_PROBLEM TO WORK ON:_
Return the records word for word. Any pictures in them are not part of the copy.
━━━━━━━━━━━━━━━━
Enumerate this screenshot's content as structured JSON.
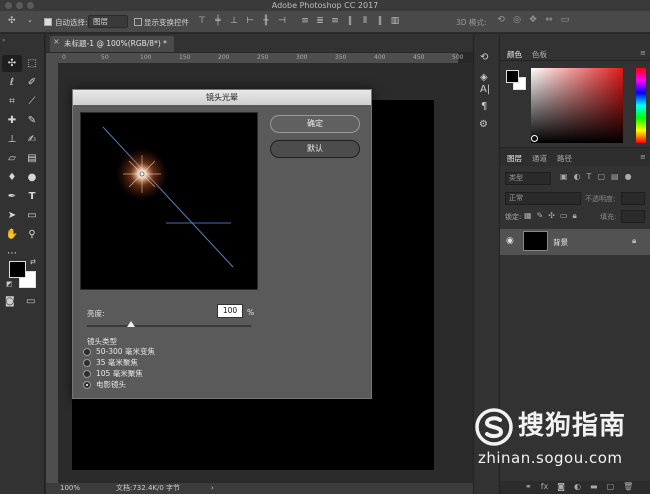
{
  "app": {
    "title": "Adobe Photoshop CC 2017"
  },
  "options_bar": {
    "auto_select_label": "自动选择:",
    "layer_select_value": "图层",
    "show_transform_label": "显示变换控件",
    "mode3d_label": "3D 模式:"
  },
  "document": {
    "tab_title": "未标题-1 @ 100%(RGB/8*) *",
    "ruler_ticks": [
      "0",
      "50",
      "100",
      "150",
      "200",
      "250",
      "300",
      "350",
      "400",
      "450",
      "500"
    ]
  },
  "status": {
    "zoom": "100%",
    "doc_info": "文档:732.4K/0 字节"
  },
  "dialog": {
    "title": "镜头光晕",
    "ok_label": "确定",
    "default_label": "默认",
    "brightness_label": "亮度:",
    "brightness_value": "100",
    "percent": "%",
    "brightness_fraction": 0.27,
    "lens_type_label": "镜头类型",
    "lens_options": [
      {
        "label": "50-300 毫米变焦",
        "selected": false
      },
      {
        "label": "35 毫米聚焦",
        "selected": false
      },
      {
        "label": "105 毫米聚焦",
        "selected": false
      },
      {
        "label": "电影镜头",
        "selected": true
      }
    ]
  },
  "panels": {
    "color_tab": "颜色",
    "swatches_tab": "色板",
    "layers_tab": "图层",
    "channels_tab": "通道",
    "paths_tab": "路径",
    "kind_filter": "类型",
    "blend_mode": "正常",
    "opacity_label": "不透明度:",
    "lock_label": "锁定:",
    "fill_label": "填充:",
    "layer_name": "背景"
  },
  "watermark": {
    "name": "搜狗指南",
    "url": "zhinan.sogou.com"
  },
  "colors": {
    "foreground": "#000000",
    "background": "#ffffff",
    "accent_red": "#e11b1b"
  }
}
━━━━━━━━━━━━━━━━
_EXPECTED ANSWER:_
Enumerate this screenshot's content as structured JSON.
{
  "app": {
    "title": "Adobe Photoshop CC 2017"
  },
  "options_bar": {
    "auto_select_label": "自动选择:",
    "layer_select_value": "图层",
    "show_transform_label": "显示变换控件",
    "mode3d_label": "3D 模式:"
  },
  "document": {
    "tab_title": "未标题-1 @ 100%(RGB/8*) *",
    "ruler_ticks": [
      "0",
      "50",
      "100",
      "150",
      "200",
      "250",
      "300",
      "350",
      "400",
      "450",
      "500"
    ]
  },
  "status": {
    "zoom": "100%",
    "doc_info": "文档:732.4K/0 字节"
  },
  "dialog": {
    "title": "镜头光晕",
    "ok_label": "确定",
    "default_label": "默认",
    "brightness_label": "亮度:",
    "brightness_value": "100",
    "percent": "%",
    "brightness_fraction": 0.27,
    "lens_type_label": "镜头类型",
    "lens_options": [
      {
        "label": "50-300 毫米变焦",
        "selected": false
      },
      {
        "label": "35 毫米聚焦",
        "selected": false
      },
      {
        "label": "105 毫米聚焦",
        "selected": false
      },
      {
        "label": "电影镜头",
        "selected": true
      }
    ]
  },
  "panels": {
    "color_tab": "颜色",
    "swatches_tab": "色板",
    "layers_tab": "图层",
    "channels_tab": "通道",
    "paths_tab": "路径",
    "kind_filter": "类型",
    "blend_mode": "正常",
    "opacity_label": "不透明度:",
    "lock_label": "锁定:",
    "fill_label": "填充:",
    "layer_name": "背景"
  },
  "watermark": {
    "name": "搜狗指南",
    "url": "zhinan.sogou.com"
  },
  "colors": {
    "foreground": "#000000",
    "background": "#ffffff",
    "accent_red": "#e11b1b"
  }
}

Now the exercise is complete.